- **Supplied data**
= = = = =

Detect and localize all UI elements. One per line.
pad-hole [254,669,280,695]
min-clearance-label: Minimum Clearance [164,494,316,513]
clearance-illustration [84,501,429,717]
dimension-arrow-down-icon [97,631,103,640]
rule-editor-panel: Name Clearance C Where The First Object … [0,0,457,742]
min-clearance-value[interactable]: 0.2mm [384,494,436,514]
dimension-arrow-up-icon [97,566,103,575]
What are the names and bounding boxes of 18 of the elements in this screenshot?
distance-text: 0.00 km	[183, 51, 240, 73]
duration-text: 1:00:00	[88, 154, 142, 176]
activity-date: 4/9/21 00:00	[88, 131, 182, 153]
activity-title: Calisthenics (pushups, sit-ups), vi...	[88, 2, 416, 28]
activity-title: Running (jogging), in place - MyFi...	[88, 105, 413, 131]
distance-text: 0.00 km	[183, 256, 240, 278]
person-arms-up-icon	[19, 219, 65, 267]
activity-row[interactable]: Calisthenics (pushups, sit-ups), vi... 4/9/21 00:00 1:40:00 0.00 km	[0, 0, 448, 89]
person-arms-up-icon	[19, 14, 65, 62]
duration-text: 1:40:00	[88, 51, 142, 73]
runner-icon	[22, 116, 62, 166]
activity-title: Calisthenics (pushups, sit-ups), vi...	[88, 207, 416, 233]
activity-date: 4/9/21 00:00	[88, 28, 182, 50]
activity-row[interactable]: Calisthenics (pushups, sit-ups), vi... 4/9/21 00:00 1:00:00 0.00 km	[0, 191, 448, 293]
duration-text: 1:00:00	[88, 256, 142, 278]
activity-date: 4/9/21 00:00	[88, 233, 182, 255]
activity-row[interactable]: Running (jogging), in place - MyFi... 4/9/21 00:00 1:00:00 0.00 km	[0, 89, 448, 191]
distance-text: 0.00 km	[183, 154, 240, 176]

= = = = =

- **What you need to do**
Return every line of the entries above as a JSON list of strings, one string per line, leaving out blank lines.

- **Exercise response**
[
  "Detect and localize all UI elements. One per line.",
  "pad-hole [254,669,280,695]",
  "min-clearance-label: Minimum Clearance [164,494,316,513]",
  "clearance-illustration [84,501,429,717]",
  "dimension-arrow-down-icon [97,631,103,640]",
  "rule-editor-panel: Name Clearance C Where The First Object … [0,0,457,742]",
  "min-clearance-value[interactable]: 0.2mm [384,494,436,514]",
  "dimension-arrow-up-icon [97,566,103,575]",
  "What are the names and bounding boxes of 18 of the elements in this screenshot?",
  "distance-text: 0.00 km\t[183, 51, 240, 73]",
  "duration-text: 1:00:00\t[88, 154, 142, 176]",
  "activity-date: 4/9/21 00:00\t[88, 131, 182, 153]",
  "activity-title: Calisthenics (pushups, sit-ups), vi...\t[88, 2, 416, 28]",
  "activity-title: Running (jogging), in place - MyFi...\t[88, 105, 413, 131]",
  "distance-text: 0.00 km\t[183, 256, 240, 278]",
  "person-arms-up-icon\t[19, 219, 65, 267]",
  "activity-row[interactable]: Calisthenics (pushups, sit-ups), vi... 4/9/21 00:00 1:40:00 0.00 km\t[0, 0, 448, 89]",
  "person-arms-up-icon\t[19, 14, 65, 62]",
  "duration-text: 1:40:00\t[88, 51, 142, 73]",
  "runner-icon\t[22, 116, 62, 166]",
  "activity-title: Calisthenics (pushups, sit-ups), vi...\t[88, 207, 416, 233]",
  "activity-date: 4/9/21 00:00\t[88, 28, 182, 50]",
  "activity-row[interactable]: Calisthenics (pushups, sit-ups), vi... 4/9/21 00:00 1:00:00 0.00 km\t[0, 191, 448, 293]",
  "duration-text: 1:00:00\t[88, 256, 142, 278]",
  "activity-date: 4/9/21 00:00\t[88, 233, 182, 255]",
  "activity-row[interactable]: Running (jogging), in place - MyFi... 4/9/21 00:00 1:00:00 0.00 km\t[0, 89, 448, 191]",
  "distance-text: 0.00 km\t[183, 154, 240, 176]"
]